* start Record set *

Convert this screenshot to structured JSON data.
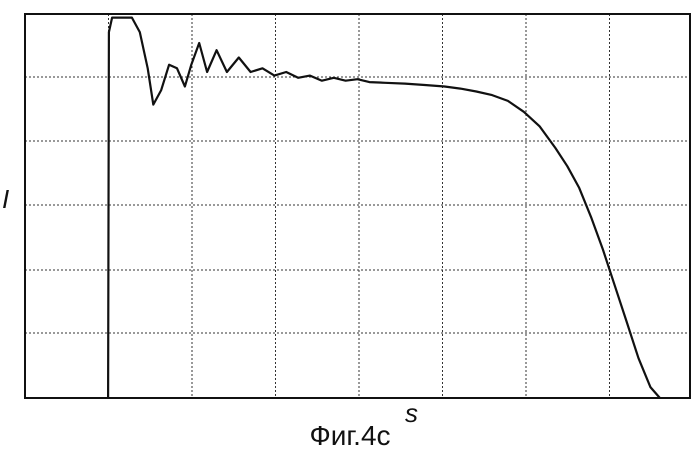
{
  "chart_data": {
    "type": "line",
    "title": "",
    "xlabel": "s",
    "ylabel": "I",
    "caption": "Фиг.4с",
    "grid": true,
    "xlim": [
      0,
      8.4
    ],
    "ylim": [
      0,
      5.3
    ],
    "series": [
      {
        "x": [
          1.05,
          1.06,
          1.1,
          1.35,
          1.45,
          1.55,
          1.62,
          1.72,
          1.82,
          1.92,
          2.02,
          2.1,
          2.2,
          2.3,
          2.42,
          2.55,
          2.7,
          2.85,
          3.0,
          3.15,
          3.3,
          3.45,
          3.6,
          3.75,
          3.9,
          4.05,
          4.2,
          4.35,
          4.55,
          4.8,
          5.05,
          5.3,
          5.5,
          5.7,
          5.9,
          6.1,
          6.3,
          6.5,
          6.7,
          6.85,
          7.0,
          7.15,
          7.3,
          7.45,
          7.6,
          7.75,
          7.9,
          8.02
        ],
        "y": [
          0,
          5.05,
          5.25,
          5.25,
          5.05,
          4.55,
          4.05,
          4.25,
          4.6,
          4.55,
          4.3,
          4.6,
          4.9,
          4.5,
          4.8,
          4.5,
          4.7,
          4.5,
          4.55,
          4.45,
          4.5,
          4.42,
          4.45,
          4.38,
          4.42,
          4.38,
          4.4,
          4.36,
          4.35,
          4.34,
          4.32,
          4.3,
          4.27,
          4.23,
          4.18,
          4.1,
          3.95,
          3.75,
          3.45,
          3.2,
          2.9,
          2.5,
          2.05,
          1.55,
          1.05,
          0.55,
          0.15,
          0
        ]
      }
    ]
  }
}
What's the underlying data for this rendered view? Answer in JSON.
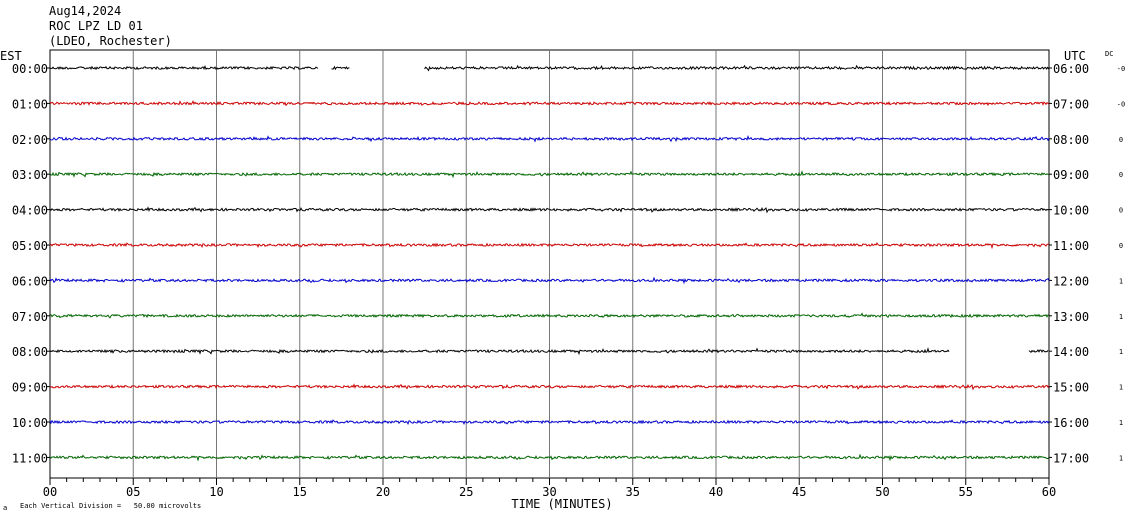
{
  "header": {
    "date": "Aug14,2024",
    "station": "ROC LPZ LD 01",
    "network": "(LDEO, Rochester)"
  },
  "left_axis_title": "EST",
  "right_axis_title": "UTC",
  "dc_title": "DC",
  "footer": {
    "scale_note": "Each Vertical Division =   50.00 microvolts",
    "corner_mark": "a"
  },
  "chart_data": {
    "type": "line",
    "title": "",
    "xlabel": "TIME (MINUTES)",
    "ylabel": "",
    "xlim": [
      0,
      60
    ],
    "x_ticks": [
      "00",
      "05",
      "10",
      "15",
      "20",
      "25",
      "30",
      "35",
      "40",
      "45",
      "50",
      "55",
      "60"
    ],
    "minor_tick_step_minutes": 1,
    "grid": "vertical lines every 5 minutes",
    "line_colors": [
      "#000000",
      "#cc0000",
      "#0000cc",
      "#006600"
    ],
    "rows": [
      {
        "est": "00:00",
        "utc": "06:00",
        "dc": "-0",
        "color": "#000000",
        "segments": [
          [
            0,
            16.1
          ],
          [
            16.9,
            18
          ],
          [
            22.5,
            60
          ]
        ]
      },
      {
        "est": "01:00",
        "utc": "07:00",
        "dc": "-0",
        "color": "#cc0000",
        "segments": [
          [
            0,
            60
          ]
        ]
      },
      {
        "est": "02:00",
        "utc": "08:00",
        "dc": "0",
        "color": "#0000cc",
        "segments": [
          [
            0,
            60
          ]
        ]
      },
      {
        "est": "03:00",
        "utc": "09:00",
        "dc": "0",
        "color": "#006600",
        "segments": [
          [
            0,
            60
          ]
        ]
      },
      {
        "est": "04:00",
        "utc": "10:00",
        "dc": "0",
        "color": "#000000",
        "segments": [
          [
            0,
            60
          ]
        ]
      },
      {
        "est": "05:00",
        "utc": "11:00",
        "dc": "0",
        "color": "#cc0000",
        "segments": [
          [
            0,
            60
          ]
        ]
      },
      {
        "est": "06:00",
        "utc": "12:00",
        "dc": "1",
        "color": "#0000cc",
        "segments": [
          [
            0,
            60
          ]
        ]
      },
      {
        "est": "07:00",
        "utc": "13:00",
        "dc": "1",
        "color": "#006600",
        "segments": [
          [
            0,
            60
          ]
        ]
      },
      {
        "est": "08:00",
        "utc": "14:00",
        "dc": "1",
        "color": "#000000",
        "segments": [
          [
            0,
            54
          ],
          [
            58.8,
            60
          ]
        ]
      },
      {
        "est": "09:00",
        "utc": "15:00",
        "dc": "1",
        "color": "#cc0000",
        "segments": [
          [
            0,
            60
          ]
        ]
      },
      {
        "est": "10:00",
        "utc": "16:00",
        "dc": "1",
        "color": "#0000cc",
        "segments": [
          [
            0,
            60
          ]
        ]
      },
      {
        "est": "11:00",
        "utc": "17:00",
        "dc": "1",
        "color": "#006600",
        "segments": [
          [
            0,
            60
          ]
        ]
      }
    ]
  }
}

* end Record set *
* start Record set *

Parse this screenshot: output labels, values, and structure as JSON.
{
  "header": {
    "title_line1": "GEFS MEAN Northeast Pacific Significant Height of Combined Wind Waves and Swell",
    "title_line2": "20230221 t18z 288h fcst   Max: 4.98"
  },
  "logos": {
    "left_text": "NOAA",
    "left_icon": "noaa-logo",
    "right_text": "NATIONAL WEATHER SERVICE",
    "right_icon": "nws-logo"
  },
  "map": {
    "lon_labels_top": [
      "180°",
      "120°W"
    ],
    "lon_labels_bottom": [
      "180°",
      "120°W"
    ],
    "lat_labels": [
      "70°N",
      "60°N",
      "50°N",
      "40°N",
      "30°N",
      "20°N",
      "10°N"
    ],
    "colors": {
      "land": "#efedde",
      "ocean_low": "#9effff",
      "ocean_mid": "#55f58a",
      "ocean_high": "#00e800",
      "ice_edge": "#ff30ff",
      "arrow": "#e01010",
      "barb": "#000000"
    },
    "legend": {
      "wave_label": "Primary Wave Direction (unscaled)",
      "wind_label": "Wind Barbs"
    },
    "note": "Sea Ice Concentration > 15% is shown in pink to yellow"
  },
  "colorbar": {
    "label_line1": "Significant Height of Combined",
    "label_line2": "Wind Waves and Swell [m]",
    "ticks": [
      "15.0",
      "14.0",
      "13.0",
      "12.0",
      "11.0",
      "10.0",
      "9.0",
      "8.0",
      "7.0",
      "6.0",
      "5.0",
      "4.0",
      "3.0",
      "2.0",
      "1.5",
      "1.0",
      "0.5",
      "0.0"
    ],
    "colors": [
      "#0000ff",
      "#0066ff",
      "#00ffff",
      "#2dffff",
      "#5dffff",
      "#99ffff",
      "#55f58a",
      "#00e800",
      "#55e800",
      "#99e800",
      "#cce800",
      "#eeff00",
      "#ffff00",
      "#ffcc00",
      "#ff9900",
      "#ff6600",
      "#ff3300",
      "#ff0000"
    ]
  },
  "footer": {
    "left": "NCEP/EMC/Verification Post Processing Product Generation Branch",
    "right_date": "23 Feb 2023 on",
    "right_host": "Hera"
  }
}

* end Record set *

Gather every line from the entries above where the word "screenshot" appears, and copy them.

_Problem solution_.
Convert this screenshot to structured JSON data.
Parse this screenshot: output labels, values, and structure as JSON.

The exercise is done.